- [Extract]
◇ ◇ ◇ ◇ ◇ ◇ ◇

Barely days after the new company law regime has come into effect April 1, there has been large scale protests by company secretaries (CS) outside Shastri Bhavan (that houses the Ministry of Corporate Affairs) and the Institute of Company Secretaries of India (ICSI), the statutory body for training and certifying company secretaries.Subsequently, over the last ten days senior officials from ICSI and the MCA have been huddled in meetings to sort out the misgivings.
The Companies Act 2013 limits the role of company secretaries (CS) to 7,000-odd companies, putting at threat the livelihood of thousands of CS professionals in the country.
The new rules mandate the appointment of a company secretary only for listed companies and public companies with a paid-up capital of Rs 10 crore or more.
There is no specific requirement for a private company under the new legal framework to appoint a company secretary.
As per ICSI estimates, of the nine lakh-odd active companies in India, around 93 per cent are private.
According to R Sridharan, president, ICSI, the thrust of the new company law regime is on corporate governance and compliance. "Leaving out a vast majority of private companies from the ambit of secretarial audit goes against the spirit of the Act," says Sridharan. Moreover, company secretaries should be seen as an extended arm of the regulator, he adds.

◇ ◇ ◇ ◇ ◇ ◇ ◇

- [Given information]
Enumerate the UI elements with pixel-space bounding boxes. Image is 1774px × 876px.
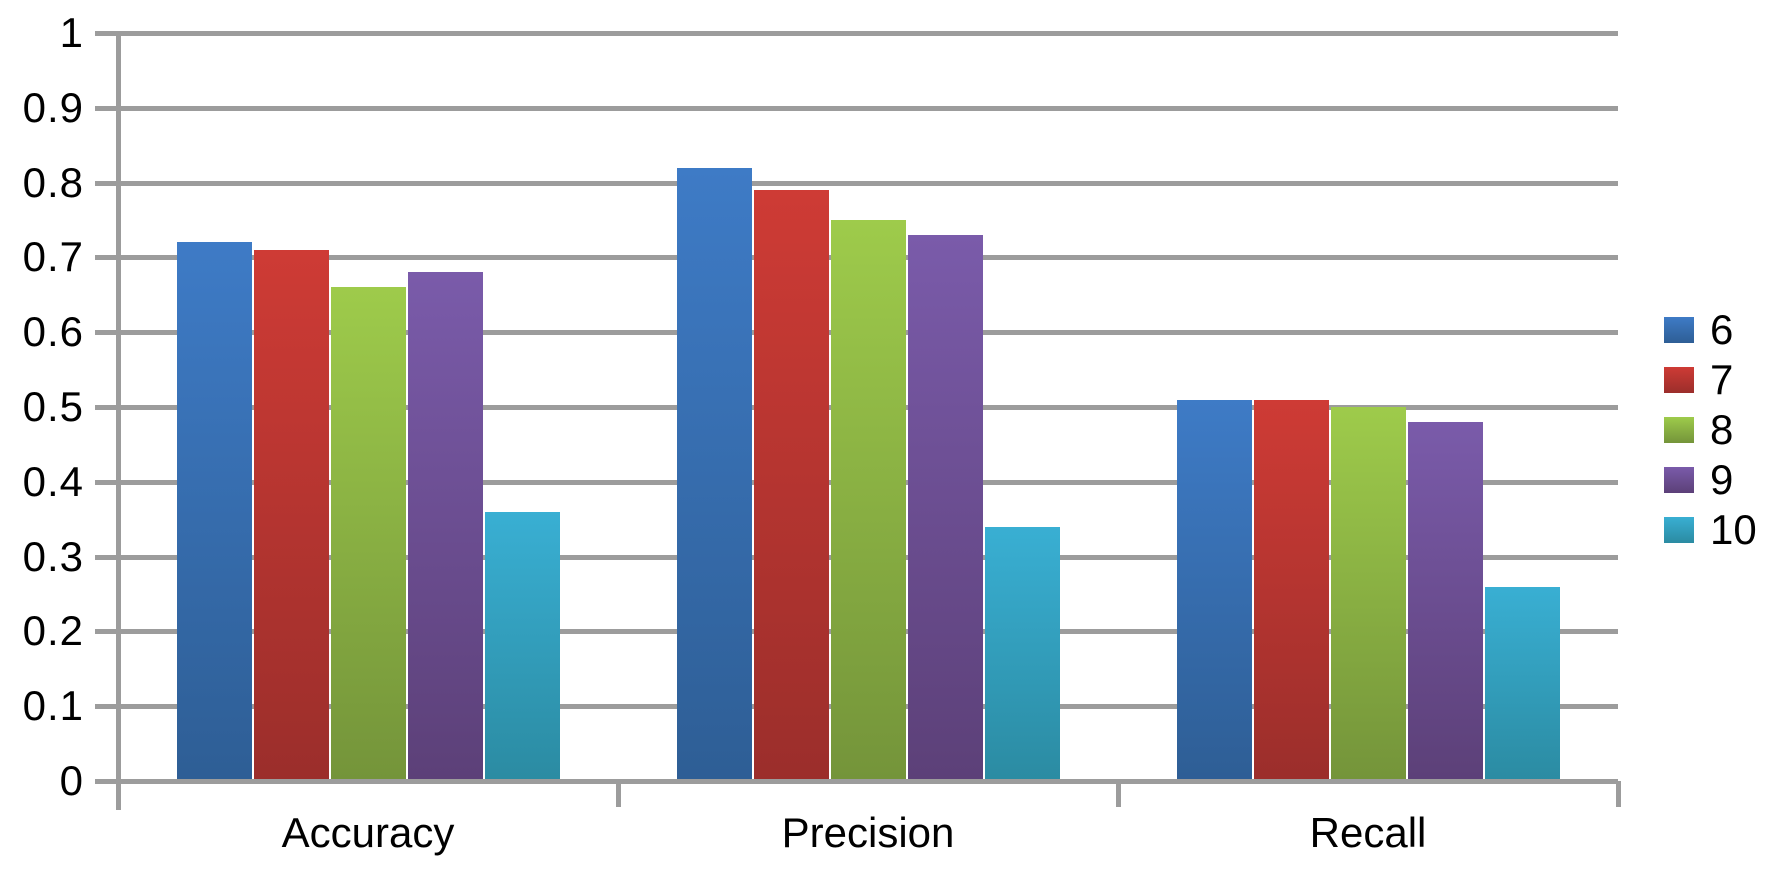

◇ ◇ ◇ ◇ ◇ ◇ ◇

- [Parts of the exercise]
A. According to the company law article, which companies must appoint a company secretary under the new rules?
B. Say whether each statement agrees with the company law article, answering yes or no and quoting the words of the article that decide it: (i) ICSI estimates that around 93 per cent of active companies in India are private. (ii) Private companies must appoint a company secretary under the new legal framework. (iii) The protests by company secretaries took place outside Shastri Bhavan.
C. Carry on the company law article from the point where it stops.

- [Answers to the tasks]
A. Listed companies and public companies with a paid-up capital of Rs 10 crore or more.

B.
(i) Yes: "of the nine lakh-odd active companies in India, around 93 per cent are private."
(ii) No: "There is no specific requirement for a private company under the new legal framework to appoint a company secretary."
(iii) Yes: "there has been large scale protests by company secretaries (CS) outside Shastri Bhavan"

C.
There are around four lakh registered company secretaries in the country and around 2,000 fresh professionals get registered every year.
What has taken the CS community by surprise is the divergence in the draft Act -issued towards the end of 2013- and the final notified rules that came out last week of March 2014.
The draft rule had proposed that every listed company and "every other company" having a paid-up share capital of Rs 5 crore or more should have whole-time key managerial personnel (KMP).
Company secretaries are part of KMP, along with managing director or CEO, a whole-time director and the chief financial officer.
The MCA has raised concerns over overlap in the scopes of secretarial audit and financial audit to limit the role of company secretaries. However ICSI's stand has been that secretarial audit relates to audit of compliances of applicable laws, while any financial audit would involve audit of financial transactions. Typically, financial audits fall under the ambit of chartered accountants.
The new law has done away with the need for pre-certification of some e-forms by a practicing professional. The ICSI's contention has been that pre-certification would help improve compliance and governance.
Corporate lawyers note that the Ministry would have to amend the rules if they were to make it mandatory on certain class of private companies to have company secretaries. The law ministry would have to take a call on any such amendment in the rules, a Ministry official said.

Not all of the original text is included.